Job →
Identify each line in the records below that contains the word "Healthy", and copy it.

Extracted material →
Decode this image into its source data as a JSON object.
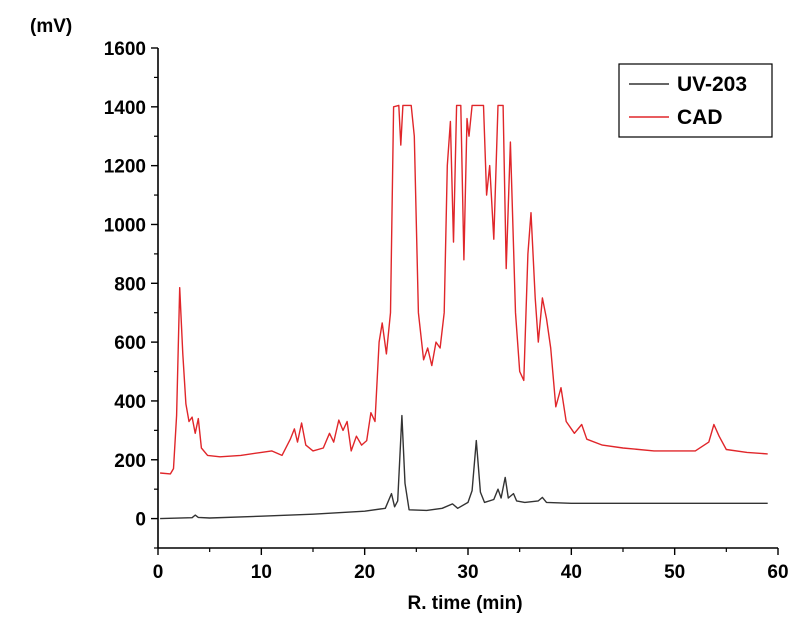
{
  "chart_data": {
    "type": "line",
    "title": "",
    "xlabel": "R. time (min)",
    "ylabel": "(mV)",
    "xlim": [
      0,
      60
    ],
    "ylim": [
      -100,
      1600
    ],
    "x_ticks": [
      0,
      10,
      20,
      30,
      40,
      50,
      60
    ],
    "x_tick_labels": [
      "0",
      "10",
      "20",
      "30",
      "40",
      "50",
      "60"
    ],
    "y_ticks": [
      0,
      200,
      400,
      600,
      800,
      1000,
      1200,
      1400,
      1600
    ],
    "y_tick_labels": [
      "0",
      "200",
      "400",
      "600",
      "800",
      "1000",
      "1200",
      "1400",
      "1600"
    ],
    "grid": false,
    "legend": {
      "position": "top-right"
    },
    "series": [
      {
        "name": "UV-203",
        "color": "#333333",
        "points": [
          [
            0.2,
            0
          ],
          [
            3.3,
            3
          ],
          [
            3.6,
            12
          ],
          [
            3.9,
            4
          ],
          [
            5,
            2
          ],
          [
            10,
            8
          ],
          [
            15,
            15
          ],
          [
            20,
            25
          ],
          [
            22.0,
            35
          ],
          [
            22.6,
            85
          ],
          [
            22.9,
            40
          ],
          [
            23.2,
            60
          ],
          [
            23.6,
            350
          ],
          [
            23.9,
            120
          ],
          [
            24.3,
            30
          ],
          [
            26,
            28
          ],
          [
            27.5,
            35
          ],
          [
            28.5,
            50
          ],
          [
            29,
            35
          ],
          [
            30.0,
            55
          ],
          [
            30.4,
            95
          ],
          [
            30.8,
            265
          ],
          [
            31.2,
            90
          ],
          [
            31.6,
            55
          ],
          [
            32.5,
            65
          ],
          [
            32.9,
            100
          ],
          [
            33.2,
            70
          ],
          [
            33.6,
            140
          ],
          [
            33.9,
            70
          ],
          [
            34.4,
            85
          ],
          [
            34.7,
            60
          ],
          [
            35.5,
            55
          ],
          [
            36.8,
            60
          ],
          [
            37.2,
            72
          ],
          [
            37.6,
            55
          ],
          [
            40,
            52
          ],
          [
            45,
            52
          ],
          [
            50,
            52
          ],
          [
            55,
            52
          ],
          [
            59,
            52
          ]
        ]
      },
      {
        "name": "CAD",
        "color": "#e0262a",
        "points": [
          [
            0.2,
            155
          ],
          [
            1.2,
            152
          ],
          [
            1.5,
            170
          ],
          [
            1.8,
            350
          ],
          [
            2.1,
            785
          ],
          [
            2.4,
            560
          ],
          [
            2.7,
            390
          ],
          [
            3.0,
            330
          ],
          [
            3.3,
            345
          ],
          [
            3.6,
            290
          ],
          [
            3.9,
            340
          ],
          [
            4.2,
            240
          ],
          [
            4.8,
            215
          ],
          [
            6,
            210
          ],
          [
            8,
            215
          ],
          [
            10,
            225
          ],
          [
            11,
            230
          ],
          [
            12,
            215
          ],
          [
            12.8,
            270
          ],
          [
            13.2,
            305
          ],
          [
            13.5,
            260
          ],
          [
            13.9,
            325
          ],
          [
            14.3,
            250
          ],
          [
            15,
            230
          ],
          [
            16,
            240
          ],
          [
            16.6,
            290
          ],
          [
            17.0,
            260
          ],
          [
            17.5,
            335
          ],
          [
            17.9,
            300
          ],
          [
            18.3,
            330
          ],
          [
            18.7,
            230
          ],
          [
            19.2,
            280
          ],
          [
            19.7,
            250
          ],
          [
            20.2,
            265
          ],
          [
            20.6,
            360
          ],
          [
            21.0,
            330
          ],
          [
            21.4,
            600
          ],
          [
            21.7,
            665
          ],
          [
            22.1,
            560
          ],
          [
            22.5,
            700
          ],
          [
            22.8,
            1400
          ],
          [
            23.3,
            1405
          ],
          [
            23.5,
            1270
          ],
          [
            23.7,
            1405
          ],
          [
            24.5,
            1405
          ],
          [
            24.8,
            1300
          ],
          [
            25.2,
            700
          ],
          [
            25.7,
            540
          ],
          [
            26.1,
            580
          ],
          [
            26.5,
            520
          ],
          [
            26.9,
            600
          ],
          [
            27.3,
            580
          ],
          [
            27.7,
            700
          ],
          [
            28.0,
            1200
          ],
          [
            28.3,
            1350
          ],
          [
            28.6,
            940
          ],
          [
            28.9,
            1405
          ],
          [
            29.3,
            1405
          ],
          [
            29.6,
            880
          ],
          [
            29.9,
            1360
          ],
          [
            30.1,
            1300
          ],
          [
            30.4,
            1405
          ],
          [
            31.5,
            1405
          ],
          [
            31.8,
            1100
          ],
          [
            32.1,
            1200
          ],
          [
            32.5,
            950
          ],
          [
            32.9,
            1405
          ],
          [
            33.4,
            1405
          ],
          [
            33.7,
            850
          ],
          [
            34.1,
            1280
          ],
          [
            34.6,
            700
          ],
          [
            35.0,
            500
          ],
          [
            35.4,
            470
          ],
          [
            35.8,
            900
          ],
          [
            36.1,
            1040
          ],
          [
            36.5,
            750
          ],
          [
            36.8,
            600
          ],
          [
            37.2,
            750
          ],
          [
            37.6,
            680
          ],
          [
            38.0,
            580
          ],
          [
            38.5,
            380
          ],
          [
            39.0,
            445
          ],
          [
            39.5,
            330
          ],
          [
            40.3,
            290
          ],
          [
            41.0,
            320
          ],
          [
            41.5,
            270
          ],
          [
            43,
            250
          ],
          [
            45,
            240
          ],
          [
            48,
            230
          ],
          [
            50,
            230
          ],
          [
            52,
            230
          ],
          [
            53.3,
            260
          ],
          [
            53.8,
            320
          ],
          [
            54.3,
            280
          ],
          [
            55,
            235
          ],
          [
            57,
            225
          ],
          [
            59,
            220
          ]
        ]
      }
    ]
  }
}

==

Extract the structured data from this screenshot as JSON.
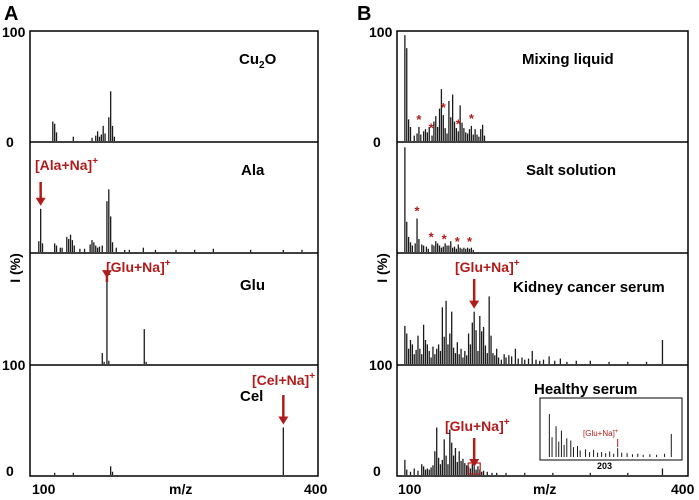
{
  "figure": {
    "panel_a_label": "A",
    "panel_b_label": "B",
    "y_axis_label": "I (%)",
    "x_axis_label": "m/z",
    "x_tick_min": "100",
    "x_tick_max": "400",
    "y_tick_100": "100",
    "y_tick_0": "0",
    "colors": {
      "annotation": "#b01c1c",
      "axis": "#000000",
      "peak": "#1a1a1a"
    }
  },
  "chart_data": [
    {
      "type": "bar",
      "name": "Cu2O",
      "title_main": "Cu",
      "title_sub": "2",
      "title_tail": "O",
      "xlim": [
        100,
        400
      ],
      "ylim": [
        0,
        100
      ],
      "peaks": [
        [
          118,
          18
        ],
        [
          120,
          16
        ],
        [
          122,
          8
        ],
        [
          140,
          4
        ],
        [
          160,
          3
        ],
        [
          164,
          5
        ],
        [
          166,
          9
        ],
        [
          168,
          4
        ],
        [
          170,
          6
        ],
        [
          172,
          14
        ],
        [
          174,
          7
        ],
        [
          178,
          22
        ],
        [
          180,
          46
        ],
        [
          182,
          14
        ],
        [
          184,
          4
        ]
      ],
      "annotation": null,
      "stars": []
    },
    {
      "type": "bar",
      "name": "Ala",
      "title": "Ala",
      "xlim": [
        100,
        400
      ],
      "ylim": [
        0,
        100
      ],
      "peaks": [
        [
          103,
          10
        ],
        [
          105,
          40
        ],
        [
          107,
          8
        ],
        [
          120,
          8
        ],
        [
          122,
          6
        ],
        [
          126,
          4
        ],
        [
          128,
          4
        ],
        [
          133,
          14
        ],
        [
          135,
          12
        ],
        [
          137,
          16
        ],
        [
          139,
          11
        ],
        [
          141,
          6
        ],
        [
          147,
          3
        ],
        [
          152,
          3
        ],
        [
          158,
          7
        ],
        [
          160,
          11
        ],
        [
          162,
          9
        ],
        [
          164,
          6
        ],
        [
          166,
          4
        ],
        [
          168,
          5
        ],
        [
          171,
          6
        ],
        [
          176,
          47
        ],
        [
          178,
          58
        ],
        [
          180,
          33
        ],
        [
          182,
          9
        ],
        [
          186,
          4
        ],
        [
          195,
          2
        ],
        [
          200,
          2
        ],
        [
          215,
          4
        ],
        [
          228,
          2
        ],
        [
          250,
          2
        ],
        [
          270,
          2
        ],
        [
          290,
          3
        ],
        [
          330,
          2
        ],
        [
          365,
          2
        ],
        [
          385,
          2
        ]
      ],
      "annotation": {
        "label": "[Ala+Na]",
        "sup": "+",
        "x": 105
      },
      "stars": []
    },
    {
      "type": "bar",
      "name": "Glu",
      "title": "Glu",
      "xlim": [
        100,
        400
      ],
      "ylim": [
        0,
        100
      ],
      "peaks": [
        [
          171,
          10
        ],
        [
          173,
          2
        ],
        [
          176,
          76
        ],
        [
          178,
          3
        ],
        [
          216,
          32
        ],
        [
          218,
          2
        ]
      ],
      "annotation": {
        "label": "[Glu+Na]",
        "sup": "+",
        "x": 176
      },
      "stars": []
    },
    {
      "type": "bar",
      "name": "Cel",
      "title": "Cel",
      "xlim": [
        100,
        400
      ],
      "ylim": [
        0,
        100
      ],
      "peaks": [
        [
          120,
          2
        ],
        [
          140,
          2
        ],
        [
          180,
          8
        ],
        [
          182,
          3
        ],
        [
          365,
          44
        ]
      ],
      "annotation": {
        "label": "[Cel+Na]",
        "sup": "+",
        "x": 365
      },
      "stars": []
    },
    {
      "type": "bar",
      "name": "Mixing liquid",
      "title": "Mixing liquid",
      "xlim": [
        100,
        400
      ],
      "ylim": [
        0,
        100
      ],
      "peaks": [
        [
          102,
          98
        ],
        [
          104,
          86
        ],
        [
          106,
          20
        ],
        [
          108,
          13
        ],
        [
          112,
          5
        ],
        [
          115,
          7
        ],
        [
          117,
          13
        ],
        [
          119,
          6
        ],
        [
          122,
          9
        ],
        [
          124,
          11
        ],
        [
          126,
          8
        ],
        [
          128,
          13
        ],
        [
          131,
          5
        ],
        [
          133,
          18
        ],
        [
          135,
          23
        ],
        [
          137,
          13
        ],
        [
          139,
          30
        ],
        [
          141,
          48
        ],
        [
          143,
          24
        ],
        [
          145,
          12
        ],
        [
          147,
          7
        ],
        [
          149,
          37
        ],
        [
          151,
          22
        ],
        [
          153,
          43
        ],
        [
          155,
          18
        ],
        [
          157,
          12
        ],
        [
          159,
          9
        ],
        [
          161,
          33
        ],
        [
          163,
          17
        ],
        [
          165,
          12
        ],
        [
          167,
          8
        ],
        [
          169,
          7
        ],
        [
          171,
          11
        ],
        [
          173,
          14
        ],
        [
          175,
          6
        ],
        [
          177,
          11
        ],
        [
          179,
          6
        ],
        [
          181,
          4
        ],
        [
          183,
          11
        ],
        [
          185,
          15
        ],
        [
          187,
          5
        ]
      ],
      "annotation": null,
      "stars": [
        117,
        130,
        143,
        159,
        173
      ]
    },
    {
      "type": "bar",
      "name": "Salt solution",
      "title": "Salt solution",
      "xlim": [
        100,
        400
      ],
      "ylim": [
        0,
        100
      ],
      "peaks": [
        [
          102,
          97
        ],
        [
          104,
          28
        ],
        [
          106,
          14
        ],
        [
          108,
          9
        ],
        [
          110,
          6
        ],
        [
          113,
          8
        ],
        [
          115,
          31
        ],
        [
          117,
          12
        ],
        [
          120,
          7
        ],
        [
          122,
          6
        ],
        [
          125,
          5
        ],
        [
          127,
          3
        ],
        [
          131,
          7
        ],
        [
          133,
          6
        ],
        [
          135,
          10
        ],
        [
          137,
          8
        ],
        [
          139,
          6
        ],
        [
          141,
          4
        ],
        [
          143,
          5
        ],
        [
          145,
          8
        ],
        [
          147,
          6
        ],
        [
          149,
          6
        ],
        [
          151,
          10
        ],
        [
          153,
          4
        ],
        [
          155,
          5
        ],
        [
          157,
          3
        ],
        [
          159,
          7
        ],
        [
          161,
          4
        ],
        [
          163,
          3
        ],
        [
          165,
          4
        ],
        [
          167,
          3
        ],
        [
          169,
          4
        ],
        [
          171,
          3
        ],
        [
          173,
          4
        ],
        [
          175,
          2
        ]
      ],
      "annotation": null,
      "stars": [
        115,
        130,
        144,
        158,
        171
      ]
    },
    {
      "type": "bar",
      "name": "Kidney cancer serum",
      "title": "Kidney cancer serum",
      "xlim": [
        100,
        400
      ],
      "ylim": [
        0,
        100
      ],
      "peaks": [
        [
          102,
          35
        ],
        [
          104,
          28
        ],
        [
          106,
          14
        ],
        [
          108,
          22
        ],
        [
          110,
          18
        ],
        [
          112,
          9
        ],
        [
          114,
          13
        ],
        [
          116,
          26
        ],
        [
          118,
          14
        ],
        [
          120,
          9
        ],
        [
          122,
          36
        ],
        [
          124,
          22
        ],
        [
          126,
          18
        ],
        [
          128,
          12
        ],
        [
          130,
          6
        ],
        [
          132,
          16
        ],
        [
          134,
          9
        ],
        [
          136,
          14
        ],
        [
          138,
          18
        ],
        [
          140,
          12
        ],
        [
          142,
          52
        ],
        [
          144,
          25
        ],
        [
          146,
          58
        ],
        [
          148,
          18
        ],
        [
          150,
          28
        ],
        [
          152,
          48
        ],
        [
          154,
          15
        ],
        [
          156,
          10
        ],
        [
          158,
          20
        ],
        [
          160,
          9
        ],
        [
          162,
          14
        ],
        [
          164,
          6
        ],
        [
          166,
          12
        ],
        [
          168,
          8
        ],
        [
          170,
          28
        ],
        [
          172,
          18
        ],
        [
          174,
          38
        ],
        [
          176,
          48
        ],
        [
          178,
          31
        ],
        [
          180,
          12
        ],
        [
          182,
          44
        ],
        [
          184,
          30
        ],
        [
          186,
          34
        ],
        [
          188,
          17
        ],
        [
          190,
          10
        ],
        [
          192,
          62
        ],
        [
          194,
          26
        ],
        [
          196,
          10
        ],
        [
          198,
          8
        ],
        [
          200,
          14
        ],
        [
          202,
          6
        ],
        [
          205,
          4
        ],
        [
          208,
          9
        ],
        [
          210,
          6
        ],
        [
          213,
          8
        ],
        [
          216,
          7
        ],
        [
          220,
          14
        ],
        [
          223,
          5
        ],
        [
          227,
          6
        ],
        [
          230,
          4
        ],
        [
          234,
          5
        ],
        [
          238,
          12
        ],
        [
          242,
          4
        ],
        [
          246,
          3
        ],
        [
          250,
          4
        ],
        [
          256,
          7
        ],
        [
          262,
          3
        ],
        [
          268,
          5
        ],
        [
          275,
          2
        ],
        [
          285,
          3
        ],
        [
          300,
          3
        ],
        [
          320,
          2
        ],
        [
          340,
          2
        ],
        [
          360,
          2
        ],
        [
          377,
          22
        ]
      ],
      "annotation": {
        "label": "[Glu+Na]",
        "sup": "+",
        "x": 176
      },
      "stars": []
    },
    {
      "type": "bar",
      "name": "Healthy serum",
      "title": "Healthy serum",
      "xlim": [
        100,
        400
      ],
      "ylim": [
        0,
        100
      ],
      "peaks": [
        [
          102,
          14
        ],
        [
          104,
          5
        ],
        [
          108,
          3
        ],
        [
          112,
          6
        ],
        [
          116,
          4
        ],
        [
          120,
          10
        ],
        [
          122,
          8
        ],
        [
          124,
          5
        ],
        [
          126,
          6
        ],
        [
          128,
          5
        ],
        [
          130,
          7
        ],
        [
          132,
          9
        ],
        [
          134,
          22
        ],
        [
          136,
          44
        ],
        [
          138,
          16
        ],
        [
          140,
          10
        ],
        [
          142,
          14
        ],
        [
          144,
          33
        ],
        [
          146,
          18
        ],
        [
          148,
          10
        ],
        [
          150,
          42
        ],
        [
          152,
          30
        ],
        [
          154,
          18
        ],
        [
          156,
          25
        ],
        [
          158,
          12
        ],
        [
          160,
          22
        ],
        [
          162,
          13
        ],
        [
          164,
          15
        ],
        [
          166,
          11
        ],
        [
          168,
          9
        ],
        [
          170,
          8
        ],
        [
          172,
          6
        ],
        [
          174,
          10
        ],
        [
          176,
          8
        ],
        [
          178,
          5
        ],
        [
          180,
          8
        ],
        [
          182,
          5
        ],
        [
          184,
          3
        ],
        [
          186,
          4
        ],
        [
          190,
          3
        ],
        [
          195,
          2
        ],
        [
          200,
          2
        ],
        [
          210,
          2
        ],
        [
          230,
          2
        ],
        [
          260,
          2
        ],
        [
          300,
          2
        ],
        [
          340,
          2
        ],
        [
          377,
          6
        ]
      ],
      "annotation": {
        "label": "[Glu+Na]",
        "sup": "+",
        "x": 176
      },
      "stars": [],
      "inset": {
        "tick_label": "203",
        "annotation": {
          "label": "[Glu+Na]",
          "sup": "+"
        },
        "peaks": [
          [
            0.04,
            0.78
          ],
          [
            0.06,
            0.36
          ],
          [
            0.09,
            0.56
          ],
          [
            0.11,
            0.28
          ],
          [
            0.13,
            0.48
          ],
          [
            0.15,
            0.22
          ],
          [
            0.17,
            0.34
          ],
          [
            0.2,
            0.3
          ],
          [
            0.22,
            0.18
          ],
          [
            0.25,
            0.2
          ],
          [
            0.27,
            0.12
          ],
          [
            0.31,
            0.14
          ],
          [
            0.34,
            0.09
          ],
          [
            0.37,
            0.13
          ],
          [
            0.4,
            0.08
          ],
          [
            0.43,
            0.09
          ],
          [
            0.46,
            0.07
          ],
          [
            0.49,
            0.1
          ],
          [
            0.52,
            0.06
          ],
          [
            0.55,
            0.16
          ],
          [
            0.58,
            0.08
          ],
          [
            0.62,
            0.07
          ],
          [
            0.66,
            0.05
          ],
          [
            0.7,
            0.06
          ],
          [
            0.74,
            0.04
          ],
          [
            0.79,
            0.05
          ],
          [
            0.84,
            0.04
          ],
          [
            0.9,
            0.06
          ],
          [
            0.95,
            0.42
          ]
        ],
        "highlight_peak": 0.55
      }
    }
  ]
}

Result →
      "name": "Healthy serum",
      "title": "Healthy serum",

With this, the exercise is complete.